- **PROBLEM**
In the entries below, identify every line with the string "Dynamic" and copy it.

(A run of records)
########
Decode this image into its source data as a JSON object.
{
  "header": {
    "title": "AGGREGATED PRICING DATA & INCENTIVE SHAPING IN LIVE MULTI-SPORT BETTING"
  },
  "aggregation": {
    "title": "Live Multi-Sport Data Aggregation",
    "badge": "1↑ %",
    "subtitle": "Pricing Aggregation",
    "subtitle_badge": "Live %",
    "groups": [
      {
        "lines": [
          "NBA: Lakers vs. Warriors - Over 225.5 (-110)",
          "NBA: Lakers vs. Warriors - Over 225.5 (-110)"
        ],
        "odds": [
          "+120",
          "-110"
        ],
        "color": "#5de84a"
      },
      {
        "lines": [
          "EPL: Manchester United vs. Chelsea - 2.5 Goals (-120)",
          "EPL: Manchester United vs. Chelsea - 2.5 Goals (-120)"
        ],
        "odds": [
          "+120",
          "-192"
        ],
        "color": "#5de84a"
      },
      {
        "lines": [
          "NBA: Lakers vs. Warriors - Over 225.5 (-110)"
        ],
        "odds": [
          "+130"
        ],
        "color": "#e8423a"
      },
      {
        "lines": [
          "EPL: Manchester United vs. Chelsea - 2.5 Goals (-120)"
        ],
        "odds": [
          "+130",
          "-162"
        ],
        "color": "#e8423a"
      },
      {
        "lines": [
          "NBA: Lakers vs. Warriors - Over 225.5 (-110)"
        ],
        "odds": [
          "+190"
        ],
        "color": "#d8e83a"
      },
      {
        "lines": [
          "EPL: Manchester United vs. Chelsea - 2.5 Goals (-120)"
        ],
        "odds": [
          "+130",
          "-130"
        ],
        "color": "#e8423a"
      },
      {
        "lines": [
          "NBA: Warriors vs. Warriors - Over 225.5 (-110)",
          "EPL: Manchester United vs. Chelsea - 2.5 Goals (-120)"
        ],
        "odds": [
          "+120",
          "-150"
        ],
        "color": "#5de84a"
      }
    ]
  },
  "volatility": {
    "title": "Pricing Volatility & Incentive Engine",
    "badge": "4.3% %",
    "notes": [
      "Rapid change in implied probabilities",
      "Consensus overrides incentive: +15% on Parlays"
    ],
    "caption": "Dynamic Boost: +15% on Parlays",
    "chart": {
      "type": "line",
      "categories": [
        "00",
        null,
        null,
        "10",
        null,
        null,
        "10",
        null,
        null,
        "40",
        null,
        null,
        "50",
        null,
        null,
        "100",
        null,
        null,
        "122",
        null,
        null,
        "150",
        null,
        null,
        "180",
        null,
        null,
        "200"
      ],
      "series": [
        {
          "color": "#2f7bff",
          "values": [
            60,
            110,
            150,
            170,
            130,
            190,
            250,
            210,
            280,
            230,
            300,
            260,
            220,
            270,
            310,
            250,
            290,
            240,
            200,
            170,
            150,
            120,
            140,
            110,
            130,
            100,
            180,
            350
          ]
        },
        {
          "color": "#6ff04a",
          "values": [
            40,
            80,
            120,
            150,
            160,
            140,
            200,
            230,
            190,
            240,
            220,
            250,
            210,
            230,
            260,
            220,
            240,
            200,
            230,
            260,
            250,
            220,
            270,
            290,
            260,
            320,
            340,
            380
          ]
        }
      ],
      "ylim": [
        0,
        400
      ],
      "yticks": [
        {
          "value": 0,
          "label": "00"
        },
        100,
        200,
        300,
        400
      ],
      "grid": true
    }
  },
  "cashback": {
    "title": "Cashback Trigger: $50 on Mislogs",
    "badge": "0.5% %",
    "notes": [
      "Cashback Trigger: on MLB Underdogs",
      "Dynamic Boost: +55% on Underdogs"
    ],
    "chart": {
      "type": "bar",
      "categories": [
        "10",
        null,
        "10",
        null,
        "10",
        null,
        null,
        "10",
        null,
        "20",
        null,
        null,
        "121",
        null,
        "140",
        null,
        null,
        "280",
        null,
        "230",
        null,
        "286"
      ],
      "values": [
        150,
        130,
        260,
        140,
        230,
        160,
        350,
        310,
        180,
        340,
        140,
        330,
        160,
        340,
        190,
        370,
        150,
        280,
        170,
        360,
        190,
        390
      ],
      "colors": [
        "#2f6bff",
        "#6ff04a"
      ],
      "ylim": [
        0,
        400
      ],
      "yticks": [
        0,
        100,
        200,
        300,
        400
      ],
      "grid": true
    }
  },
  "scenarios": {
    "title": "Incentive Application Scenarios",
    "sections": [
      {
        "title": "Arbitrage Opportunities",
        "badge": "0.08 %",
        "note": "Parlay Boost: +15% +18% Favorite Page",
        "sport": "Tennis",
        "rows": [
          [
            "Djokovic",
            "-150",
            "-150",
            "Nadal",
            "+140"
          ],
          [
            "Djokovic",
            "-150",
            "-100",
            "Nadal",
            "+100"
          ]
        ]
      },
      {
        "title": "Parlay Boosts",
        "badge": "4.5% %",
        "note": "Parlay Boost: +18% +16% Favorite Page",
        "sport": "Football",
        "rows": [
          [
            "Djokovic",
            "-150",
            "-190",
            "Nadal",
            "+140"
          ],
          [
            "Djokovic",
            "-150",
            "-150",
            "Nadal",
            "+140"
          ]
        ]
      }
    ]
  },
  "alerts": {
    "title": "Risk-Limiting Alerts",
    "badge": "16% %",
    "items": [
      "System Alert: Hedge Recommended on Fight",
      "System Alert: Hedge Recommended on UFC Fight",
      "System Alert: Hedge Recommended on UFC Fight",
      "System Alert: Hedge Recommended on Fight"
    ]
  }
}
########
- **FULL ANSWER**
    "caption": "Dynamic Boost: +15% on Parlays",
      "Dynamic Boost: +55% on Underdogs"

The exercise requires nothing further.